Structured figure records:

----------------

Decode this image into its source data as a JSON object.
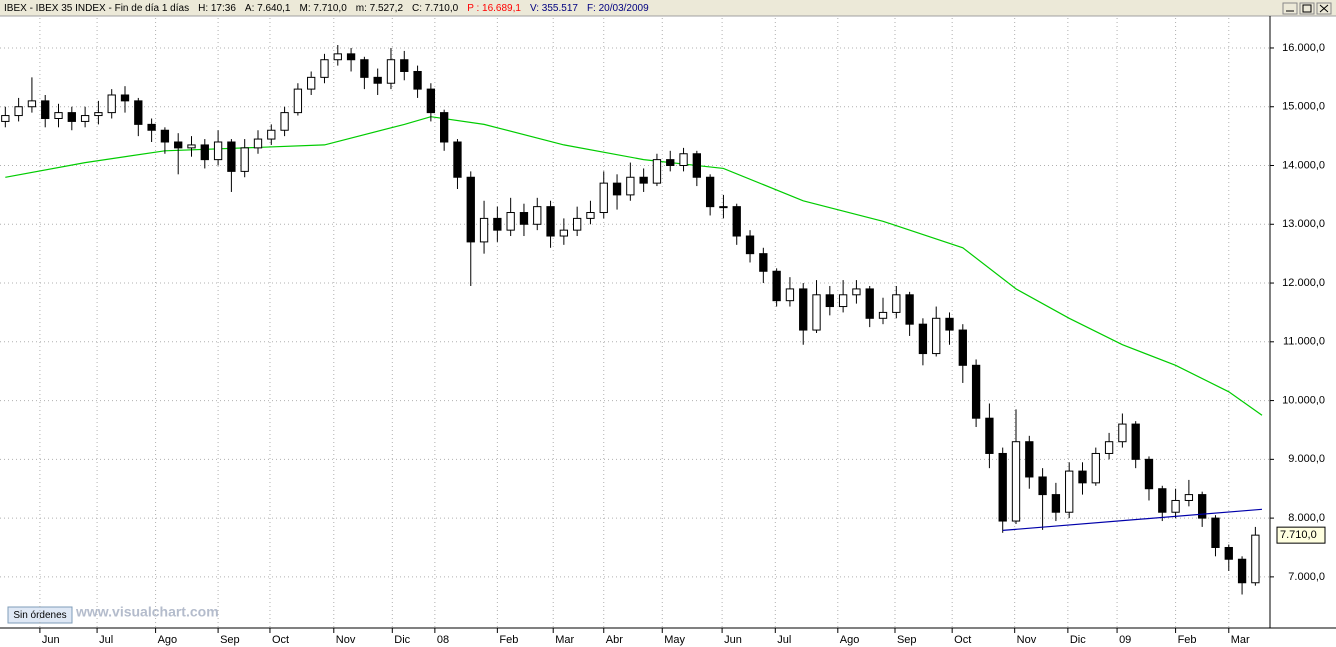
{
  "header": {
    "items": [
      {
        "text": "IBEX - IBEX 35 INDEX - Fin de día 1 días",
        "color": "#000000"
      },
      {
        "text": "H: 17:36",
        "color": "#000000"
      },
      {
        "text": "A: 7.640,1",
        "color": "#000000"
      },
      {
        "text": "M: 7.710,0",
        "color": "#000000"
      },
      {
        "text": "m: 7.527,2",
        "color": "#000000"
      },
      {
        "text": "C: 7.710,0",
        "color": "#000000"
      },
      {
        "text": "P : 16.689,1",
        "color": "#ff0000"
      },
      {
        "text": "V: 355.517",
        "color": "#000080"
      },
      {
        "text": "F: 20/03/2009",
        "color": "#000080"
      }
    ]
  },
  "status_button": "Sin órdenes",
  "watermark": "www.visualchart.com",
  "chart_data": {
    "type": "candlestick",
    "open": [
      14750,
      14850,
      15000,
      15100,
      14800,
      14900,
      14750,
      14850,
      14900,
      15200,
      15100,
      14700,
      14600,
      14400,
      14300,
      14350,
      14100,
      14400,
      13900,
      14300,
      14450,
      14600,
      14900,
      15300,
      15500,
      15800,
      15900,
      15800,
      15500,
      15400,
      15800,
      15600,
      15300,
      14900,
      14400,
      13800,
      12700,
      13100,
      12900,
      13200,
      13000,
      13300,
      12800,
      12900,
      13100,
      13200,
      13700,
      13500,
      13800,
      13700,
      14100,
      14000,
      14200,
      13800,
      13300,
      13300,
      12800,
      12500,
      12200,
      11700,
      11900,
      11200,
      11800,
      11600,
      11800,
      11900,
      11400,
      11500,
      11800,
      11300,
      10800,
      11400,
      11200,
      10600,
      9700,
      9100,
      7950,
      9300,
      8700,
      8400,
      8100,
      8800,
      8600,
      9100,
      9300,
      9600,
      9000,
      8500,
      8100,
      8300,
      8400,
      8000,
      7500,
      7300,
      6900
    ],
    "high": [
      15000,
      15150,
      15500,
      15200,
      15050,
      15000,
      15000,
      15100,
      15300,
      15350,
      15150,
      14800,
      14650,
      14550,
      14500,
      14450,
      14600,
      14450,
      14450,
      14600,
      14700,
      15000,
      15400,
      15600,
      15900,
      16050,
      16000,
      15850,
      15650,
      16000,
      15950,
      15700,
      15400,
      14950,
      14450,
      13900,
      13400,
      13300,
      13450,
      13350,
      13450,
      13400,
      13100,
      13300,
      13400,
      13900,
      13850,
      14050,
      13950,
      14200,
      14250,
      14300,
      14250,
      13850,
      13500,
      13350,
      12900,
      12600,
      12250,
      12100,
      12000,
      12050,
      11950,
      12050,
      12050,
      11950,
      11750,
      11950,
      11850,
      11400,
      11600,
      11500,
      11300,
      10700,
      9950,
      9200,
      9850,
      9400,
      8850,
      8600,
      8950,
      8950,
      9200,
      9450,
      9780,
      9650,
      9050,
      8550,
      8500,
      8650,
      8450,
      8050,
      7550,
      7350,
      7850
    ],
    "low": [
      14650,
      14750,
      14900,
      14650,
      14650,
      14600,
      14650,
      14700,
      14800,
      14900,
      14500,
      14400,
      14200,
      13850,
      14150,
      13950,
      14000,
      13550,
      13800,
      14200,
      14350,
      14500,
      14850,
      15200,
      15400,
      15700,
      15600,
      15300,
      15200,
      15300,
      15450,
      15150,
      14750,
      14250,
      13600,
      11950,
      12500,
      12700,
      12800,
      12800,
      12900,
      12600,
      12650,
      12800,
      13000,
      13100,
      13250,
      13400,
      13550,
      13650,
      13900,
      13900,
      13650,
      13150,
      13100,
      12650,
      12350,
      12000,
      11600,
      11600,
      10950,
      11150,
      11450,
      11500,
      11650,
      11250,
      11300,
      11400,
      11100,
      10600,
      10750,
      10950,
      10300,
      9550,
      8850,
      7750,
      7900,
      8500,
      7800,
      7950,
      8000,
      8400,
      8550,
      9000,
      9200,
      8850,
      8300,
      7950,
      8000,
      8200,
      7850,
      7350,
      7100,
      6700,
      6850
    ],
    "close": [
      14850,
      15000,
      15100,
      14800,
      14900,
      14750,
      14850,
      14900,
      15200,
      15100,
      14700,
      14600,
      14400,
      14300,
      14350,
      14100,
      14400,
      13900,
      14300,
      14450,
      14600,
      14900,
      15300,
      15500,
      15800,
      15900,
      15800,
      15500,
      15400,
      15800,
      15600,
      15300,
      14900,
      14400,
      13800,
      12700,
      13100,
      12900,
      13200,
      13000,
      13300,
      12800,
      12900,
      13100,
      13200,
      13700,
      13500,
      13800,
      13700,
      14100,
      14000,
      14200,
      13800,
      13300,
      13300,
      12800,
      12500,
      12200,
      11700,
      11900,
      11200,
      11800,
      11600,
      11800,
      11900,
      11400,
      11500,
      11800,
      11300,
      10800,
      11400,
      11200,
      10600,
      9700,
      9100,
      7950,
      9300,
      8700,
      8400,
      8100,
      8800,
      8600,
      9100,
      9300,
      9600,
      9000,
      8500,
      8100,
      8300,
      8400,
      8000,
      7500,
      7300,
      6900,
      7710
    ],
    "up_color": "#ffffff",
    "down_color": "#000000",
    "moving_average": {
      "color": "#00cc00",
      "x": [
        0,
        6,
        12,
        18,
        24,
        30,
        32,
        36,
        42,
        48,
        54,
        60,
        66,
        72,
        76,
        80,
        84,
        88,
        92,
        94.5
      ],
      "values": [
        13800,
        14050,
        14250,
        14300,
        14350,
        14700,
        14830,
        14700,
        14350,
        14100,
        13950,
        13400,
        13050,
        12600,
        11900,
        11400,
        10950,
        10600,
        10150,
        9750
      ]
    },
    "trend_line": {
      "color": "#0000aa",
      "x": [
        75,
        94.5
      ],
      "values": [
        7790,
        8150
      ]
    },
    "last_price": {
      "value": 7710,
      "label": "7.710,0"
    },
    "xlim": [
      -0.4,
      95.1
    ],
    "ylim": [
      6130,
      16510
    ],
    "xticks": [
      {
        "value": 2.6,
        "label": "Jun"
      },
      {
        "value": 6.9,
        "label": "Jul"
      },
      {
        "value": 11.3,
        "label": "Ago"
      },
      {
        "value": 16.0,
        "label": "Sep"
      },
      {
        "value": 19.9,
        "label": "Oct"
      },
      {
        "value": 24.7,
        "label": "Nov"
      },
      {
        "value": 29.1,
        "label": "Dic"
      },
      {
        "value": 32.3,
        "label": "08"
      },
      {
        "value": 37.0,
        "label": "Feb"
      },
      {
        "value": 41.2,
        "label": "Mar"
      },
      {
        "value": 45.0,
        "label": "Abr"
      },
      {
        "value": 49.4,
        "label": "May"
      },
      {
        "value": 53.9,
        "label": "Jun"
      },
      {
        "value": 57.9,
        "label": "Jul"
      },
      {
        "value": 62.6,
        "label": "Ago"
      },
      {
        "value": 66.9,
        "label": "Sep"
      },
      {
        "value": 71.2,
        "label": "Oct"
      },
      {
        "value": 75.9,
        "label": "Nov"
      },
      {
        "value": 79.9,
        "label": "Dic"
      },
      {
        "value": 83.6,
        "label": "09"
      },
      {
        "value": 88.0,
        "label": "Feb"
      },
      {
        "value": 92.0,
        "label": "Mar"
      }
    ],
    "yticks": [
      {
        "value": 7000,
        "label": "7.000,0"
      },
      {
        "value": 8000,
        "label": "8.000,0"
      },
      {
        "value": 9000,
        "label": "9.000,0"
      },
      {
        "value": 10000,
        "label": "10.000,0"
      },
      {
        "value": 11000,
        "label": "11.000,0"
      },
      {
        "value": 12000,
        "label": "12.000,0"
      },
      {
        "value": 13000,
        "label": "13.000,0"
      },
      {
        "value": 14000,
        "label": "14.000,0"
      },
      {
        "value": 15000,
        "label": "15.000,0"
      },
      {
        "value": 16000,
        "label": "16.000,0"
      }
    ],
    "grid": true
  }
}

----------------

* BRIEF: Show every line of the records above that contains the word "text".

* TASK ANSWER:
        "text": "IBEX - IBEX 35 INDEX - Fin de día 1 días",
        "text": "H: 17:36",
        "text": "A: 7.640,1",
        "text": "M: 7.710,0",
        "text": "m: 7.527,2",
        "text": "C: 7.710,0",
        "text": "P : 16.689,1",
        "text": "V: 355.517",
        "text": "F: 20/03/2009",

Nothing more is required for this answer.